## start Record extracts

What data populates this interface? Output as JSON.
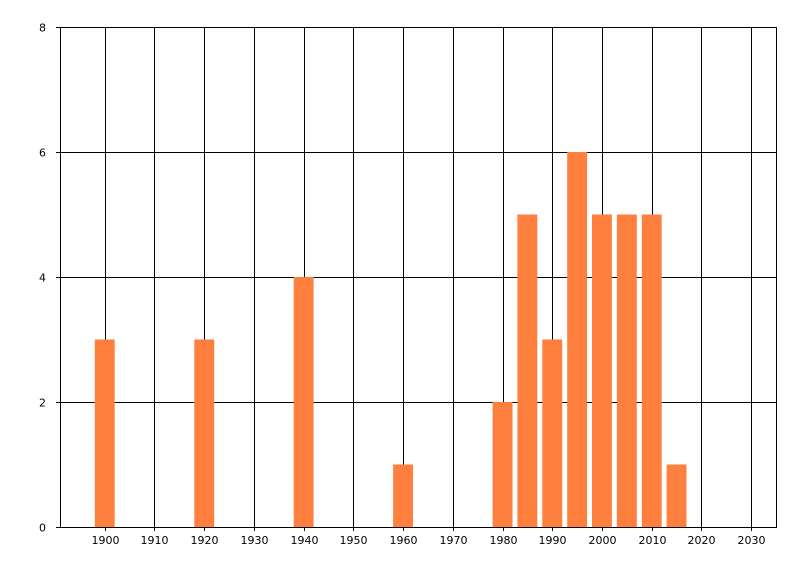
{
  "chart_data": {
    "type": "bar",
    "title": "",
    "xlabel": "",
    "ylabel": "",
    "x": [
      1900,
      1920,
      1940,
      1960,
      1980,
      1985,
      1990,
      1995,
      2000,
      2005,
      2010,
      2015
    ],
    "values": [
      3,
      3,
      4,
      1,
      2,
      5,
      3,
      6,
      5,
      5,
      5,
      1
    ],
    "bar_width_years": 4,
    "xlim": [
      1891,
      2035
    ],
    "ylim": [
      0,
      8
    ],
    "x_ticks": [
      1900,
      1910,
      1920,
      1930,
      1940,
      1950,
      1960,
      1970,
      1980,
      1990,
      2000,
      2010,
      2020,
      2030
    ],
    "y_ticks": [
      0,
      2,
      4,
      6,
      8
    ],
    "bar_color": "#ff7f3f",
    "grid": true,
    "legend": "none"
  }
}
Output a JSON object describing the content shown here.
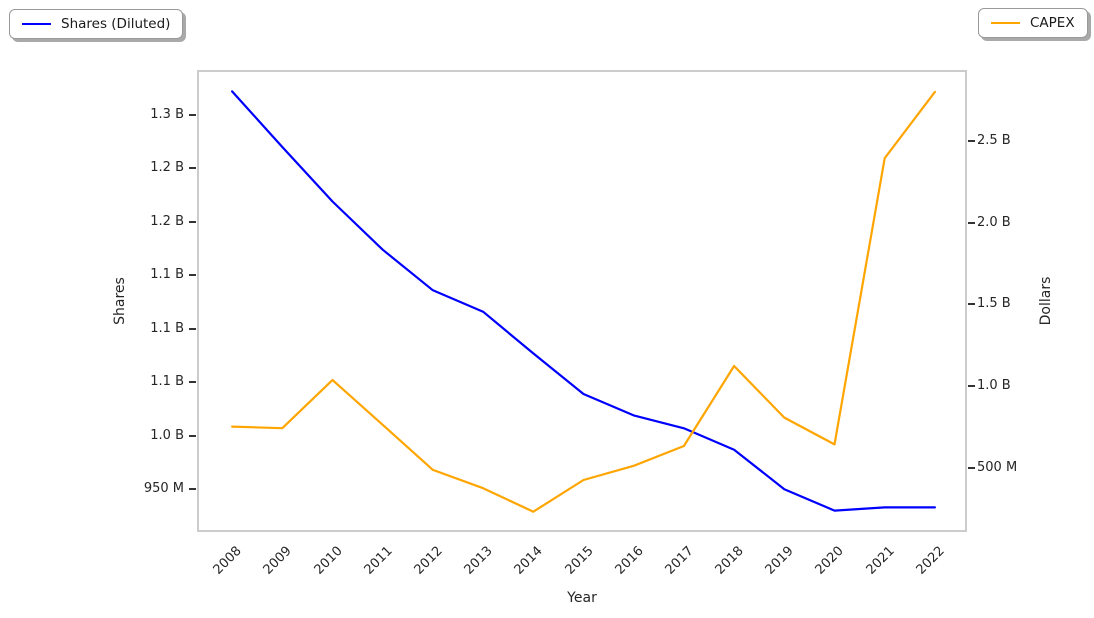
{
  "legends": {
    "shares": {
      "label": "Shares (Diluted)",
      "color": "#0000ff"
    },
    "capex": {
      "label": "CAPEX",
      "color": "#ffa500"
    }
  },
  "axes": {
    "x": {
      "title": "Year",
      "tick_labels": [
        "2008",
        "2009",
        "2010",
        "2011",
        "2012",
        "2013",
        "2014",
        "2015",
        "2016",
        "2017",
        "2018",
        "2019",
        "2020",
        "2021",
        "2022"
      ]
    },
    "left": {
      "title": "Shares",
      "tick_labels": [
        "1.3 B",
        "1.2 B",
        "1.2 B",
        "1.1 B",
        "1.1 B",
        "1.1 B",
        "1.0 B",
        "950 M"
      ],
      "tick_values_millions": [
        1300,
        1250,
        1200,
        1150,
        1100,
        1050,
        1000,
        950
      ],
      "range_millions": [
        910,
        1342
      ]
    },
    "right": {
      "title": "Dollars",
      "tick_labels": [
        "2.5 B",
        "2.0 B",
        "1.5 B",
        "1.0 B",
        "500 M"
      ],
      "tick_values_millions": [
        2500,
        2000,
        1500,
        1000,
        500
      ],
      "range_millions": [
        107,
        2934
      ]
    }
  },
  "chart_data": {
    "type": "line",
    "title": "",
    "grid": false,
    "x": [
      2008,
      2009,
      2010,
      2011,
      2012,
      2013,
      2014,
      2015,
      2016,
      2017,
      2018,
      2019,
      2020,
      2021,
      2022
    ],
    "xlim": [
      2007.3,
      2022.64
    ],
    "xlabel": "Year",
    "series": [
      {
        "name": "Shares (Diluted)",
        "axis": "left",
        "ylabel": "Shares",
        "unit": "millions",
        "color": "#0000ff",
        "legend_position": "top-left",
        "values": [
          1322,
          1270,
          1219,
          1174,
          1136,
          1116,
          1077,
          1039,
          1019,
          1007,
          987,
          950,
          930,
          933,
          933
        ]
      },
      {
        "name": "CAPEX",
        "axis": "right",
        "ylabel": "Dollars",
        "unit": "millions",
        "color": "#ffa500",
        "legend_position": "top-right",
        "values": [
          752,
          742,
          1037,
          763,
          487,
          375,
          231,
          425,
          512,
          633,
          1123,
          807,
          643,
          2394,
          2800
        ]
      }
    ]
  }
}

## end Record extracts

# [Aim]
Give nothing but the count of lines in the listing above that hold the string "Diluted".

# [Completed task]
2